Element position data:
■ ■ ■

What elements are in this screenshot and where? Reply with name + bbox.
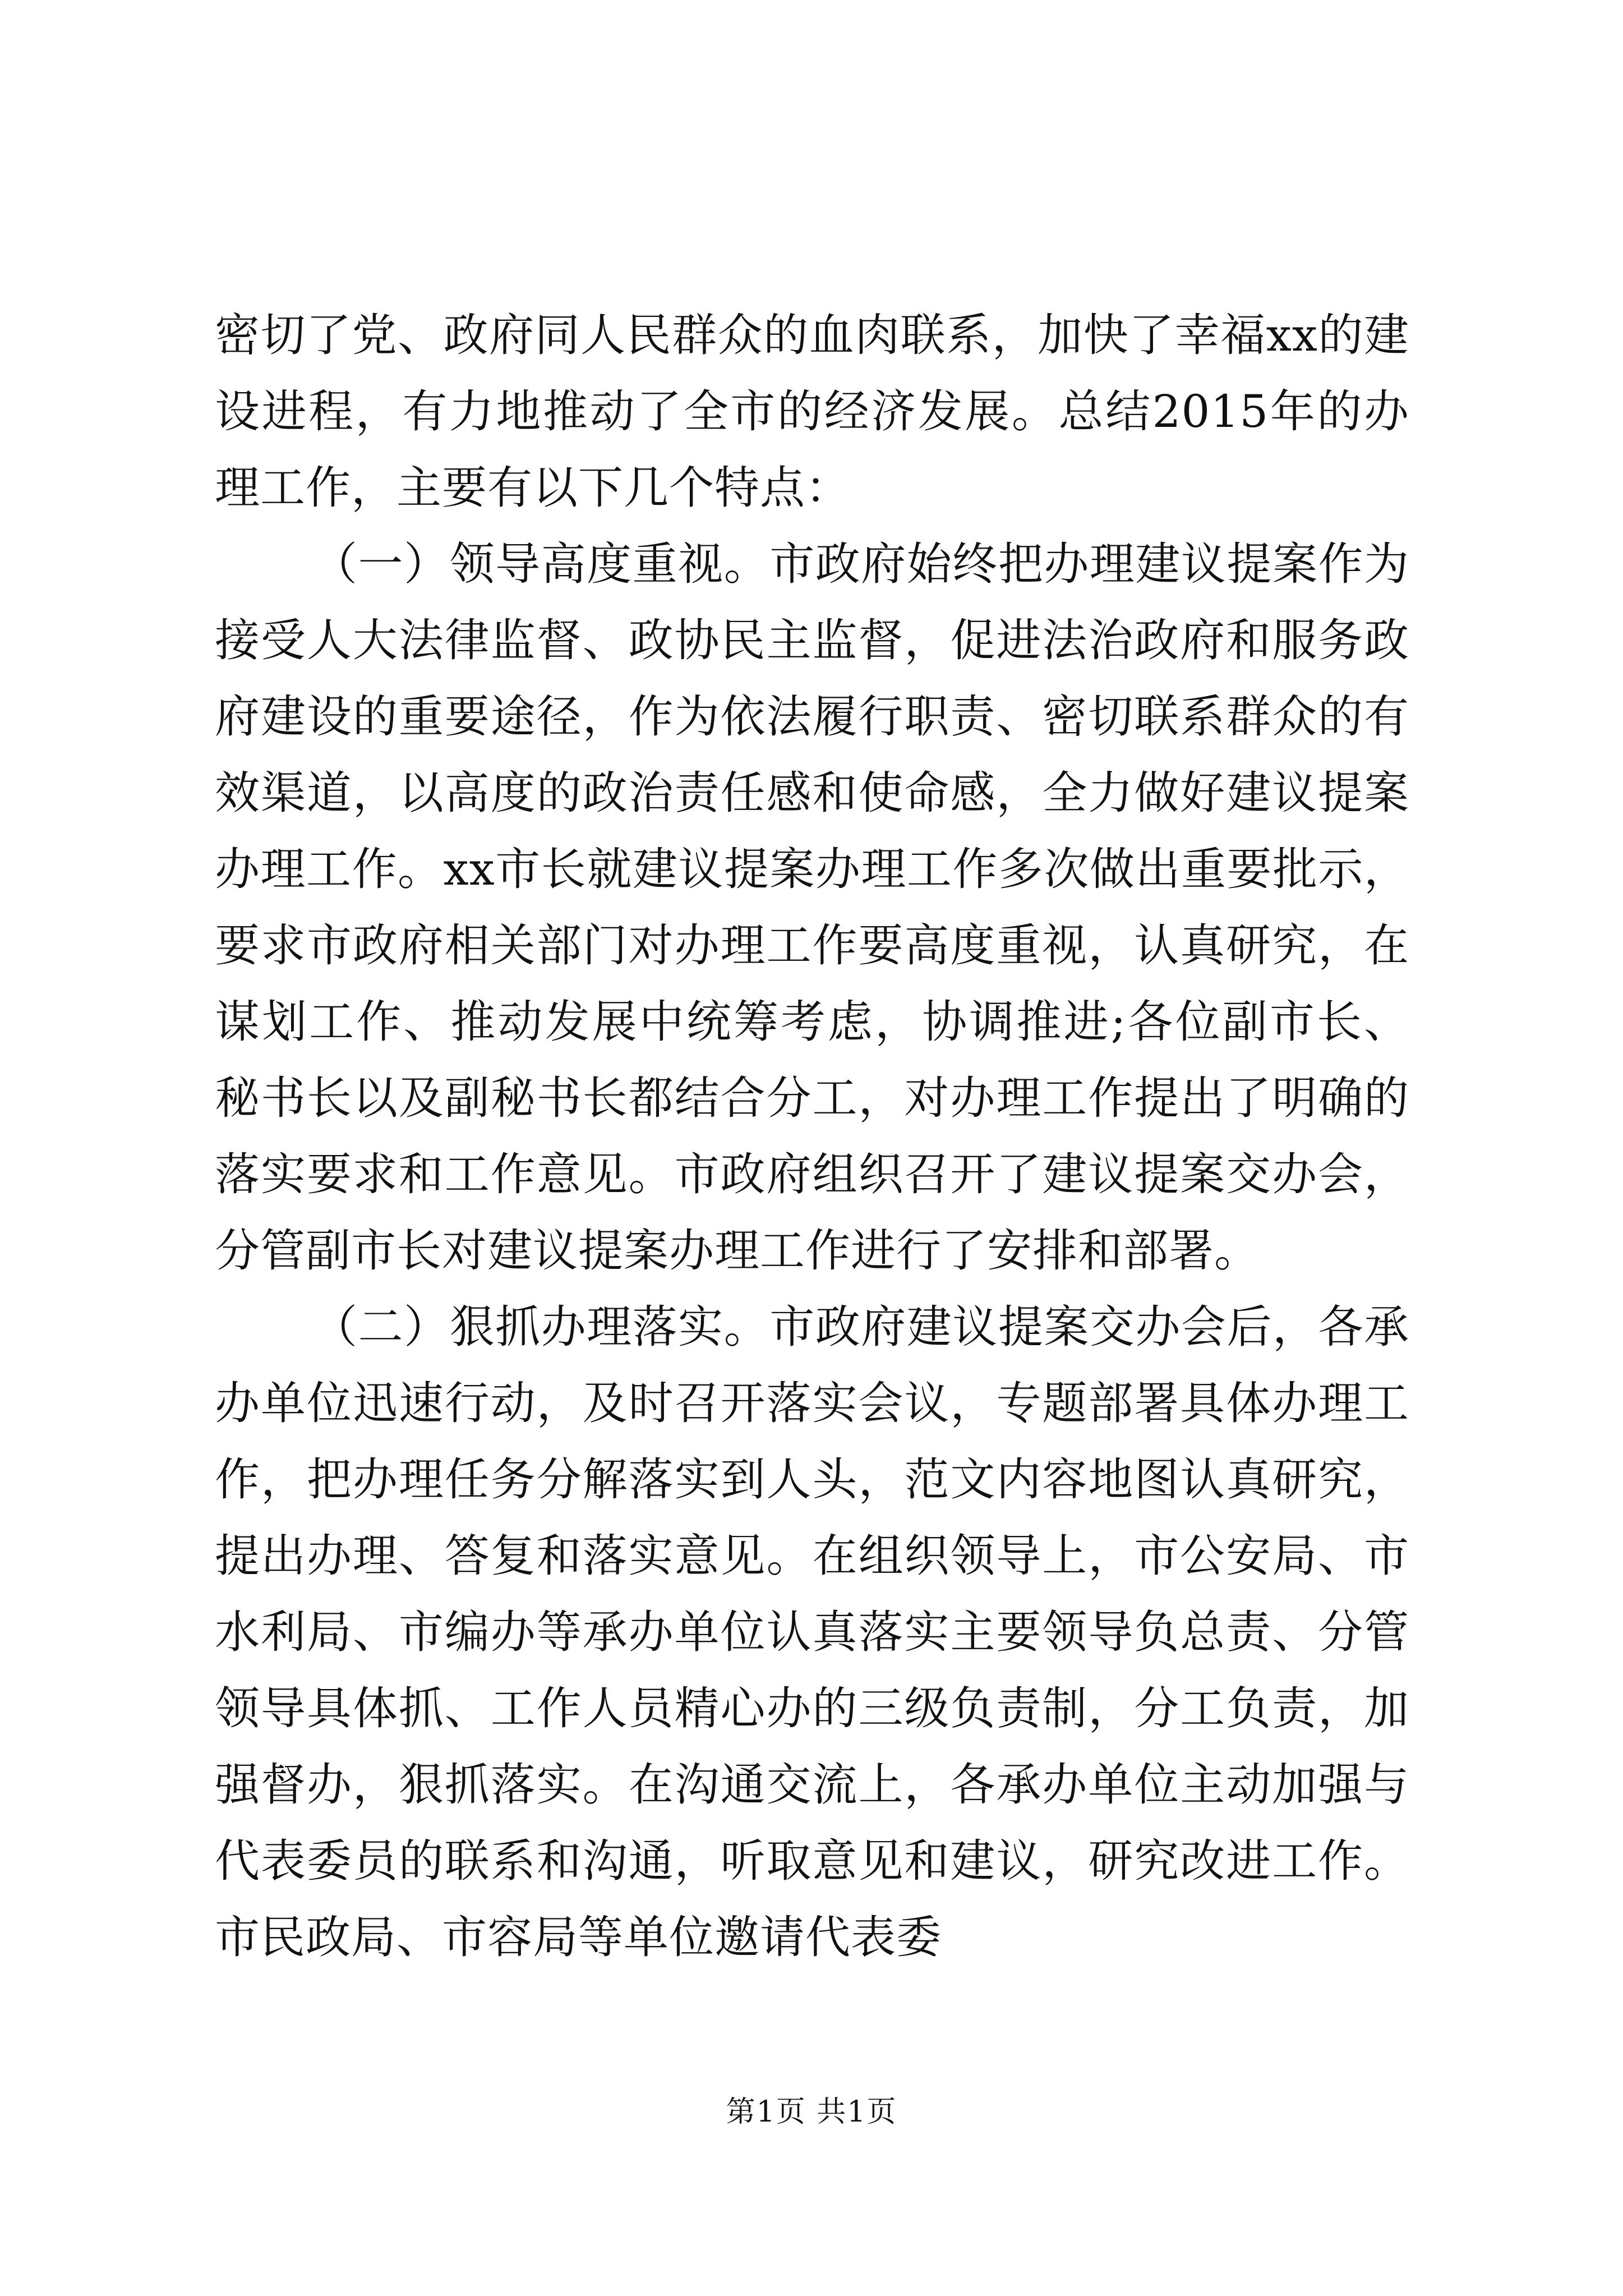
paragraph-implementation: （二）狠抓办理落实。市政府建议提案交办会后，各承办单位迅速行动，及时召开落实会议，专题部署具体办理工作，把办理任务分解落实到人头，范文内容地图认真研究，提出办理、答复和落实意见。在组织领导上，市公安局、市水利局、市编办等承办单位认真落实主要领导负总责、分管领导具体抓、工作人员精心办的三级负责制，分工负责，加强督办，狠抓落实。在沟通交流上，各承办单位主动加强与代表委员的联系和沟通，听取意见和建议，研究改进工作。市民政局、市容局等单位邀请代表委 bbox=[215, 1301, 1409, 1963]
paragraph-leadership: （一）领导高度重视。市政府始终把办理建议提案作为接受人大法律监督、政协民主监督，促进法治政府和服务政府建设的重要途径，作为依法履行职责、密切联系群众的有效渠道，以高度的政治责任感和使命感，全力做好建议提案办理工作。xx市长就建议提案办理工作多次做出重要批示，要求市政府相关部门对办理工作要高度重视，认真研究，在谋划工作、推动发展中统筹考虑，协调推进;各位副市长、秘书长以及副秘书长都结合分工，对办理工作提出了明确的落实要求和工作意见。市政府组织召开了建议提案交办会，分管副市长对建议提案办理工作进行了安排和部署。 bbox=[215, 538, 1409, 1277]
document-body bbox=[215, 297, 1409, 1976]
paragraph-continuation: 密切了党、政府同人民群众的血肉联系，加快了幸福xx的建设进程，有力地推动了全市的经济发展。总结2015年的办理工作，主要有以下几个特点： bbox=[215, 309, 1409, 514]
page-footer: 第1页 共1页 bbox=[726, 2095, 897, 2129]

■ ■ ■

• TASK TO CARRY OUT
Reproduce the data verbatim, from the line containing "1301, 1409, 1963]" up to and including the line containing "309, 1409, 514]".

• SOLUTION
paragraph-implementation: （二）狠抓办理落实。市政府建议提案交办会后，各承办单位迅速行动，及时召开落实会议，专题部署具体办理工作，把办理任务分解落实到人头，范文内容地图认真研究，提出办理、答复和落实意见。在组织领导上，市公安局、市水利局、市编办等承办单位认真落实主要领导负总责、分管领导具体抓、工作人员精心办的三级负责制，分工负责，加强督办，狠抓落实。在沟通交流上，各承办单位主动加强与代表委员的联系和沟通，听取意见和建议，研究改进工作。市民政局、市容局等单位邀请代表委 bbox=[215, 1301, 1409, 1963]
paragraph-leadership: （一）领导高度重视。市政府始终把办理建议提案作为接受人大法律监督、政协民主监督，促进法治政府和服务政府建设的重要途径，作为依法履行职责、密切联系群众的有效渠道，以高度的政治责任感和使命感，全力做好建议提案办理工作。xx市长就建议提案办理工作多次做出重要批示，要求市政府相关部门对办理工作要高度重视，认真研究，在谋划工作、推动发展中统筹考虑，协调推进;各位副市长、秘书长以及副秘书长都结合分工，对办理工作提出了明确的落实要求和工作意见。市政府组织召开了建议提案交办会，分管副市长对建议提案办理工作进行了安排和部署。 bbox=[215, 538, 1409, 1277]
document-body bbox=[215, 297, 1409, 1976]
paragraph-continuation: 密切了党、政府同人民群众的血肉联系，加快了幸福xx的建设进程，有力地推动了全市的经济发展。总结2015年的办理工作，主要有以下几个特点： bbox=[215, 309, 1409, 514]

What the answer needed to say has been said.